▶ [What you are asked to do]:
Can you copy out the data exactly? Leave the images out.

Data entries
★ ★ ★ ★

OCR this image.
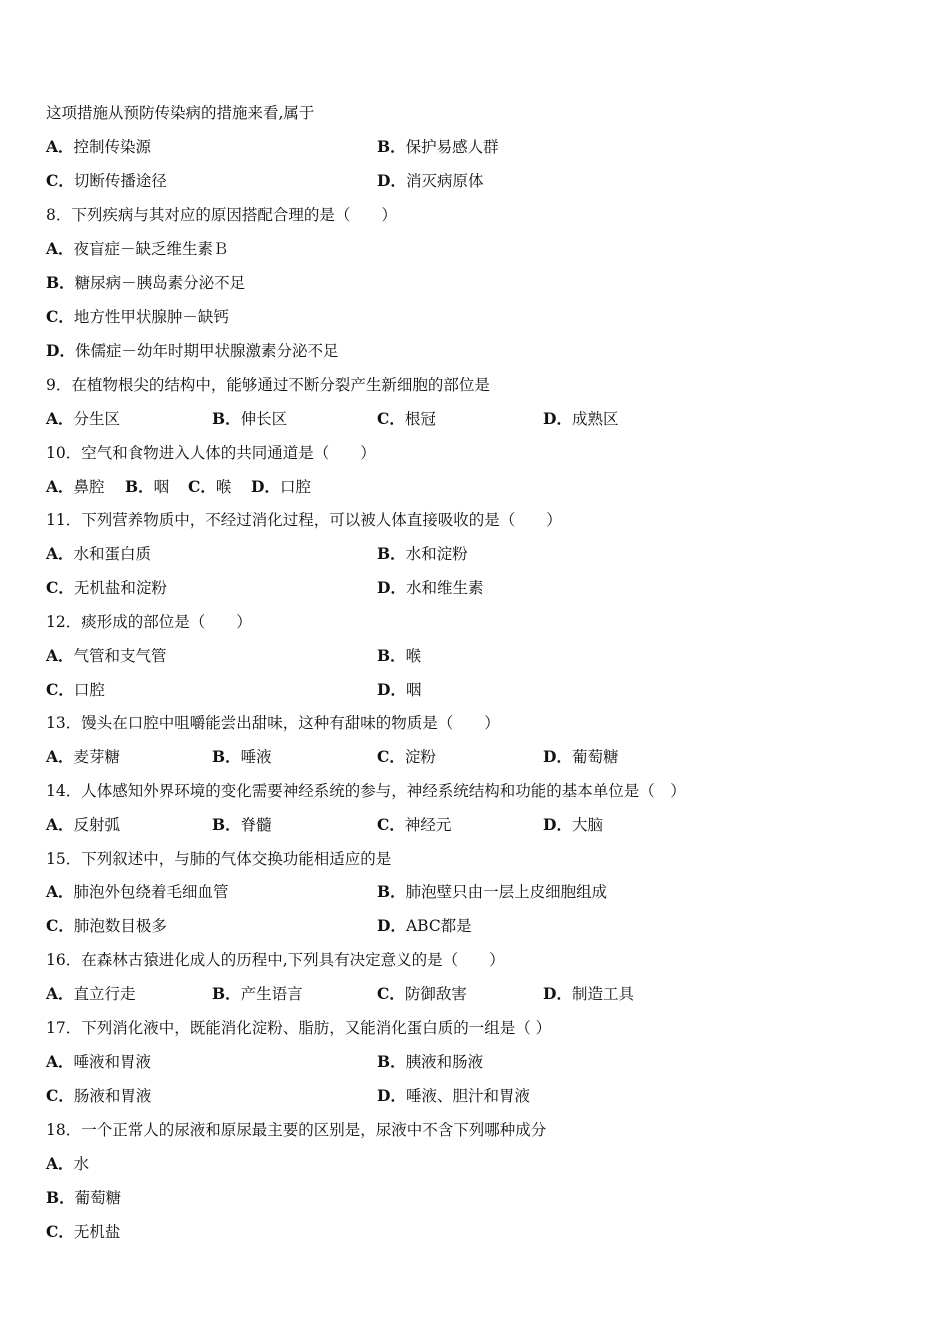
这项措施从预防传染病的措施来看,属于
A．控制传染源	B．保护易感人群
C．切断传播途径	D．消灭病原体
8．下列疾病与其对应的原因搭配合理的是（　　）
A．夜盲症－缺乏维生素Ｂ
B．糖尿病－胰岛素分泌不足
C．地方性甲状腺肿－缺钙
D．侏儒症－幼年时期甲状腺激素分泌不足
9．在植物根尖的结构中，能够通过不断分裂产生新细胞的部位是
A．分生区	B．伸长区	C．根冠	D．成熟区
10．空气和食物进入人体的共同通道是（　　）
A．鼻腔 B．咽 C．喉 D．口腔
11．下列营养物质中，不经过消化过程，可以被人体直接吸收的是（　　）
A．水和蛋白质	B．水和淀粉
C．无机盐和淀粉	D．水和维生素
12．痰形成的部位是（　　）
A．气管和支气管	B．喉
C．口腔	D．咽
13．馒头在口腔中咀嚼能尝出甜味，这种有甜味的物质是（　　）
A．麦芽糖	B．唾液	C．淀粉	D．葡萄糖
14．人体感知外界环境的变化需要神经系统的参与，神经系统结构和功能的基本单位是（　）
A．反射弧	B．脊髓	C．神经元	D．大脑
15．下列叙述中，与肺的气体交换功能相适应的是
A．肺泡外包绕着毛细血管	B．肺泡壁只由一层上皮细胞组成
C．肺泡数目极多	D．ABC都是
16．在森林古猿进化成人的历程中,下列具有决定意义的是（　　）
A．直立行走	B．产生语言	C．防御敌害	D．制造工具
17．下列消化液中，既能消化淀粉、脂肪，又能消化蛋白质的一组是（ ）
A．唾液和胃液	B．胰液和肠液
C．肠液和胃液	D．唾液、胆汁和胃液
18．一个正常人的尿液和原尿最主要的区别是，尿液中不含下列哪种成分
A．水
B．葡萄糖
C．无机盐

★ ★ ★ ★

▶ [Worked answer]:
OCR this image.
这项措施从预防传染病的措施来看,属于
A．控制传染源	B．保护易感人群
C．切断传播途径	D．消灭病原体
8．下列疾病与其对应的原因搭配合理的是（　　）
A．夜盲症－缺乏维生素Ｂ
B．糖尿病－胰岛素分泌不足
C．地方性甲状腺肿－缺钙
D．侏儒症－幼年时期甲状腺激素分泌不足
9．在植物根尖的结构中，能够通过不断分裂产生新细胞的部位是
A．分生区	B．伸长区	C．根冠	D．成熟区
10．空气和食物进入人体的共同通道是（　　）
A．鼻腔 B．咽 C．喉 D．口腔
11．下列营养物质中，不经过消化过程，可以被人体直接吸收的是（　　）
A．水和蛋白质	B．水和淀粉
C．无机盐和淀粉	D．水和维生素
12．痰形成的部位是（　　）
A．气管和支气管	B．喉
C．口腔	D．咽
13．馒头在口腔中咀嚼能尝出甜味，这种有甜味的物质是（　　）
A．麦芽糖	B．唾液	C．淀粉	D．葡萄糖
14．人体感知外界环境的变化需要神经系统的参与，神经系统结构和功能的基本单位是（　）
A．反射弧	B．脊髓	C．神经元	D．大脑
15．下列叙述中，与肺的气体交换功能相适应的是
A．肺泡外包绕着毛细血管	B．肺泡壁只由一层上皮细胞组成
C．肺泡数目极多	D．ABC都是
16．在森林古猿进化成人的历程中,下列具有决定意义的是（　　）
A．直立行走	B．产生语言	C．防御敌害	D．制造工具
17．下列消化液中，既能消化淀粉、脂肪，又能消化蛋白质的一组是（ ）
A．唾液和胃液	B．胰液和肠液
C．肠液和胃液	D．唾液、胆汁和胃液
18．一个正常人的尿液和原尿最主要的区别是，尿液中不含下列哪种成分
A．水
B．葡萄糖
C．无机盐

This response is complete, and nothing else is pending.